● **Exercise objective**: Return each line containing "main".

Stored data entries:

begin

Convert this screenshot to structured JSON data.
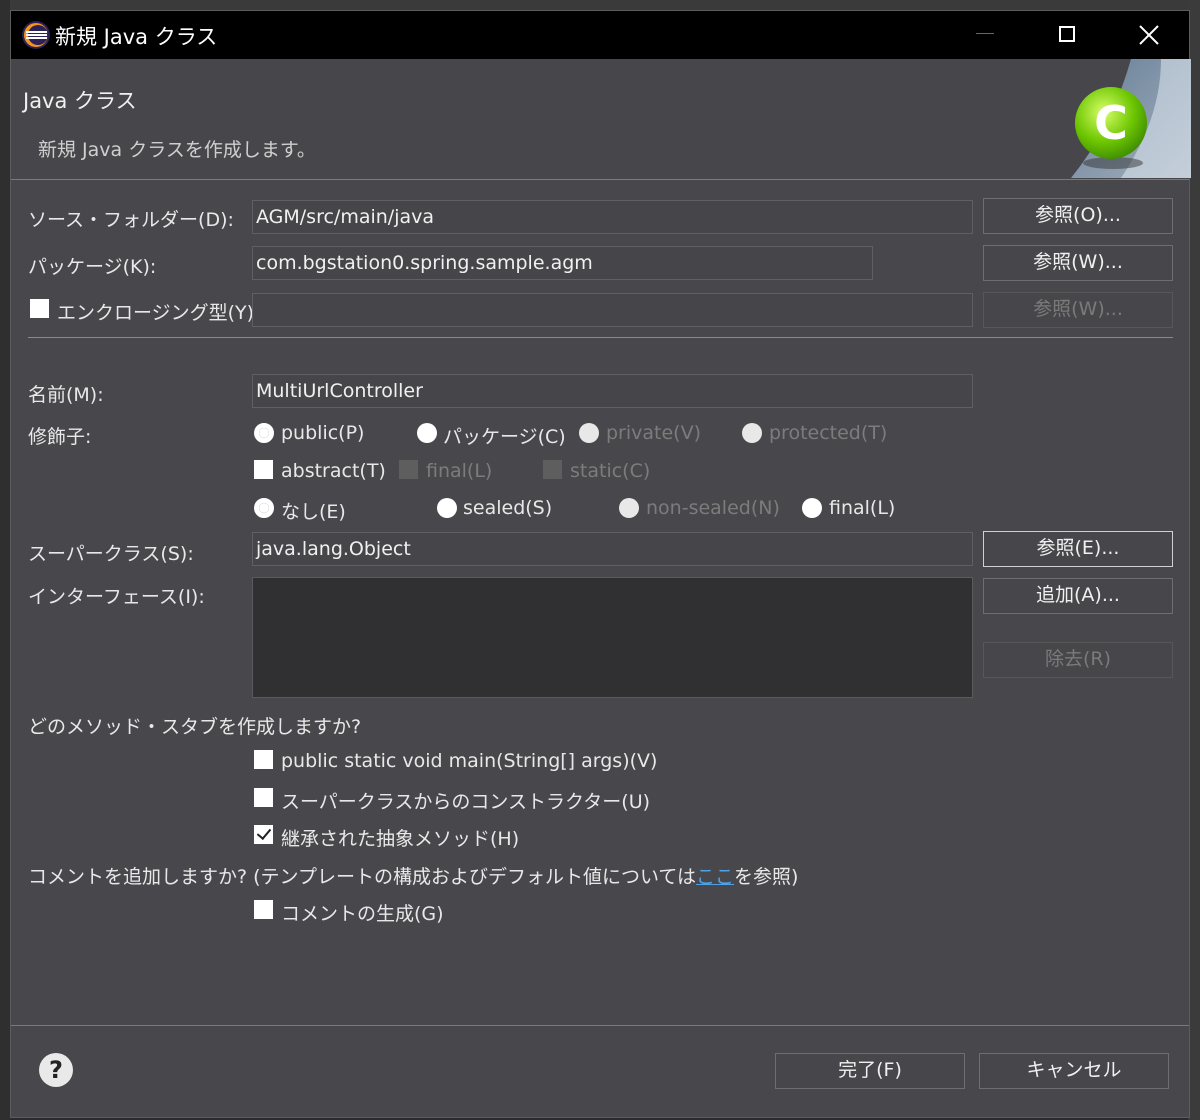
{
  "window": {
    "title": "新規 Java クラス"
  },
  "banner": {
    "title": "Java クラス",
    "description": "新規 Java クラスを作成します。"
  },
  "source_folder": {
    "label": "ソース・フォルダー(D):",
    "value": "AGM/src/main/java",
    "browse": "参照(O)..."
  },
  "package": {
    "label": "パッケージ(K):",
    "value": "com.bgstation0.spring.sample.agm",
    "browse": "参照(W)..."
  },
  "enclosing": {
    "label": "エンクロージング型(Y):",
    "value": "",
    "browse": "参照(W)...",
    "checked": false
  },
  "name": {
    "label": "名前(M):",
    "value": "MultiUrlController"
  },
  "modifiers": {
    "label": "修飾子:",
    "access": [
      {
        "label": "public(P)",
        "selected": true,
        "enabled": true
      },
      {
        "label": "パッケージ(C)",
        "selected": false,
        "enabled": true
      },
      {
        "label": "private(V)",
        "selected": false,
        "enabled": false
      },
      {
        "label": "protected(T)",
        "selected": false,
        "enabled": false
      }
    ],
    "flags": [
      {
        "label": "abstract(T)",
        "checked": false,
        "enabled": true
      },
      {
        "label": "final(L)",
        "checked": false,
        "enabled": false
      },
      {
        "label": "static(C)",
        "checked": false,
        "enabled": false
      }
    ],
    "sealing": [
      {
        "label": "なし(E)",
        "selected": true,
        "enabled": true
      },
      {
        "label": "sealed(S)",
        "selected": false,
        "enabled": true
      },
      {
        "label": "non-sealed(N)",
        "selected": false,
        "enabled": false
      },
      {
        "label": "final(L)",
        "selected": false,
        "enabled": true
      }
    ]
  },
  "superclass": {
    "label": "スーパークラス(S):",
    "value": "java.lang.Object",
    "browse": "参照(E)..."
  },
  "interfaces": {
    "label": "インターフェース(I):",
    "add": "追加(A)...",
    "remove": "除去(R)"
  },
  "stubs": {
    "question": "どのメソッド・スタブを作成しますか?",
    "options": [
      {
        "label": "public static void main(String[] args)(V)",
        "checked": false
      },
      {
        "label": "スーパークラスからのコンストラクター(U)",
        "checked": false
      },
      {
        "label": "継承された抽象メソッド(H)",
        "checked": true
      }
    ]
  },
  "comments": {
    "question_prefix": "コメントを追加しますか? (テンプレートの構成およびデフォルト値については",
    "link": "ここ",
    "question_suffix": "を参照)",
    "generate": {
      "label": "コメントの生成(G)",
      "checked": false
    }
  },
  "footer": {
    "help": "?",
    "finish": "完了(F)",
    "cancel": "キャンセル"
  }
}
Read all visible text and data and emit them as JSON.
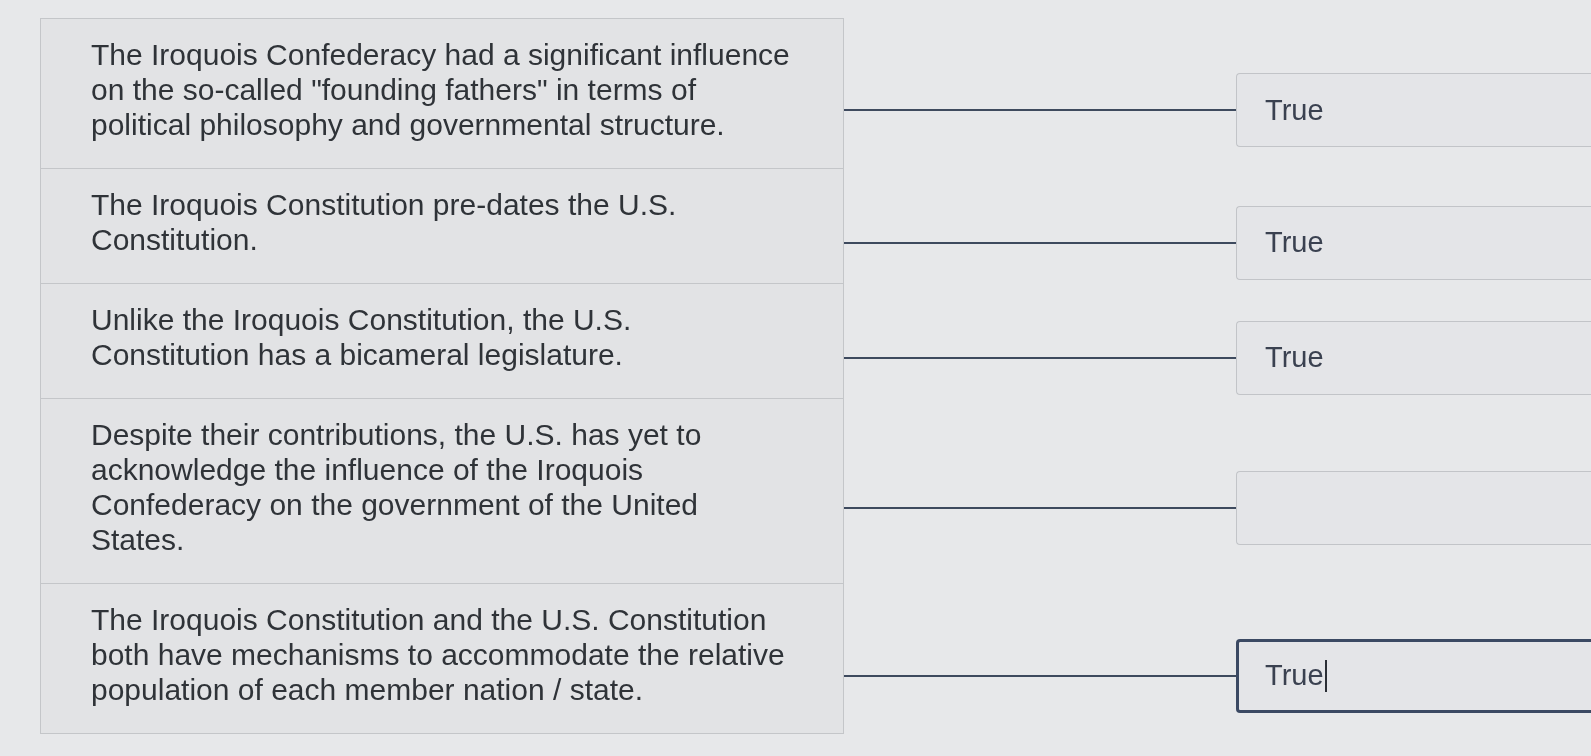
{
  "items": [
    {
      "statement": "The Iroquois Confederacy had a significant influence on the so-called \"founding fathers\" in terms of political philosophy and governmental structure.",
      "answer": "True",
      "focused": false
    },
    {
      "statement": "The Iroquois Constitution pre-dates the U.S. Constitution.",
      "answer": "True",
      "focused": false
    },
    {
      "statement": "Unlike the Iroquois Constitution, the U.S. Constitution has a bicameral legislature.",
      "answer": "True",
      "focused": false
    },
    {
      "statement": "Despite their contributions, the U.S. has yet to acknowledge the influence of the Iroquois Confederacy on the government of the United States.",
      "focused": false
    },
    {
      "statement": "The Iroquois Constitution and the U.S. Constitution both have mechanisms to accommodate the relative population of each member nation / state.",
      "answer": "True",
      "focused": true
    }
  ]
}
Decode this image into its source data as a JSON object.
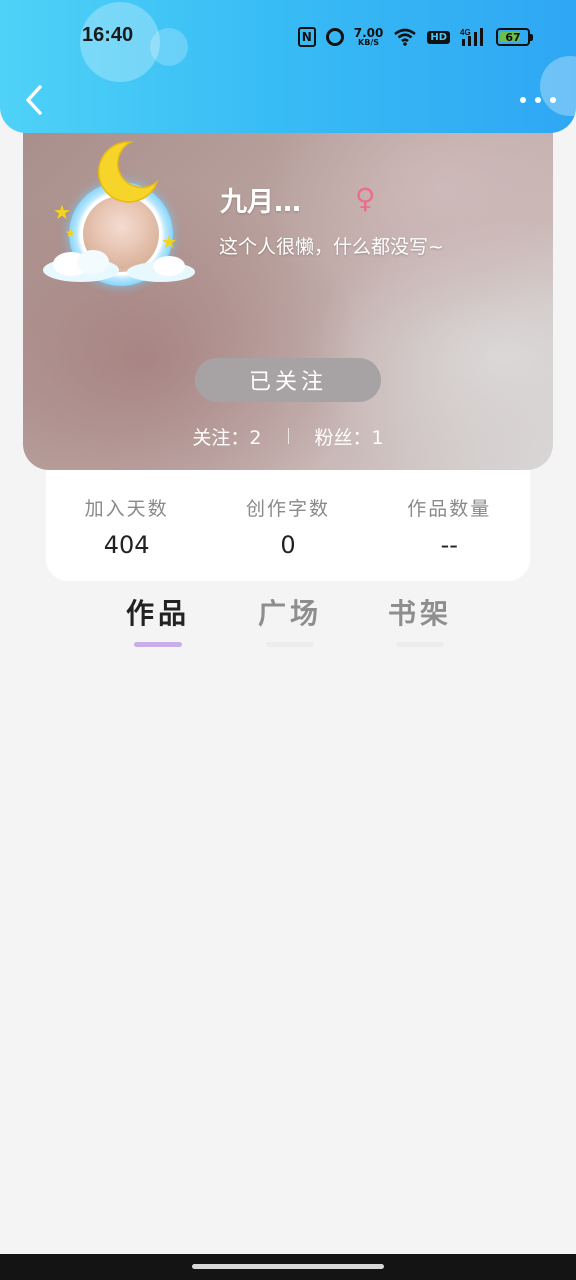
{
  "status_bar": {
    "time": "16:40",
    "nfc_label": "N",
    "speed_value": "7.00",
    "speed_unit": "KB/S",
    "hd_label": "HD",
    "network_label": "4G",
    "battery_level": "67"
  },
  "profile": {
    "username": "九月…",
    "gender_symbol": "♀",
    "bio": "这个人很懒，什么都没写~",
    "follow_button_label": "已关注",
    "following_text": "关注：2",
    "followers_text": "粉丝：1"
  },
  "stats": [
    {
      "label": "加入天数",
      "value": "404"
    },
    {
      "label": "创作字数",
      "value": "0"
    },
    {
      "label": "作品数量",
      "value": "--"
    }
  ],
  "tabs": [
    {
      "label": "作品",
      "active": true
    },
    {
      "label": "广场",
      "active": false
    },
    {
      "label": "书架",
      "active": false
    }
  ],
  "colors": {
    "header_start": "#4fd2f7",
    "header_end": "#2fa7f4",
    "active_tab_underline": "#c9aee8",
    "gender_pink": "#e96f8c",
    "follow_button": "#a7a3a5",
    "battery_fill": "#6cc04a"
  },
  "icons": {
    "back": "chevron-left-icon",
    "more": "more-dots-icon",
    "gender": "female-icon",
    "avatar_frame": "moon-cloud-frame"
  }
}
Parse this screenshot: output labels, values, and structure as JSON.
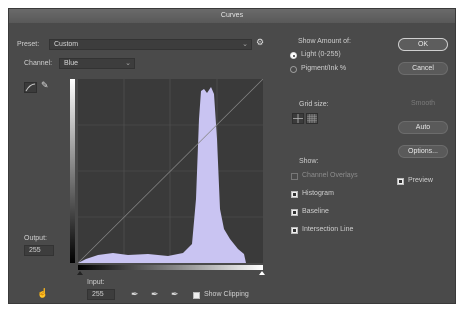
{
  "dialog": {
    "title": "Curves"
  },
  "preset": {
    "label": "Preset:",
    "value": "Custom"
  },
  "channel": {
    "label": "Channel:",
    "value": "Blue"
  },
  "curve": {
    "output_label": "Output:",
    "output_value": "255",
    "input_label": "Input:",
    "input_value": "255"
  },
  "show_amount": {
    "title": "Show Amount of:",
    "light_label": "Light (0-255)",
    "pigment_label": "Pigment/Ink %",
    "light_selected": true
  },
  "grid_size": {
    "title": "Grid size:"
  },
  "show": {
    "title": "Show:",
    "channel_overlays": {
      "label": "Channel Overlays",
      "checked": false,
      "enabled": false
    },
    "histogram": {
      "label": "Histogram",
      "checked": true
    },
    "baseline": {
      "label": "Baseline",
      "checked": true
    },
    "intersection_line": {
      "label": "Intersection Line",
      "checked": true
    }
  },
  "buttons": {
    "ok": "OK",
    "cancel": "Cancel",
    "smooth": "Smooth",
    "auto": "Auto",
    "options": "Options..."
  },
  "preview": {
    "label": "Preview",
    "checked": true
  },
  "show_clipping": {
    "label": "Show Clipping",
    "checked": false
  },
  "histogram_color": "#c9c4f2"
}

end

● **Full response**:
    "value": "AGM/src/main/java",
        "label": "public static void main(String[] args)(V)",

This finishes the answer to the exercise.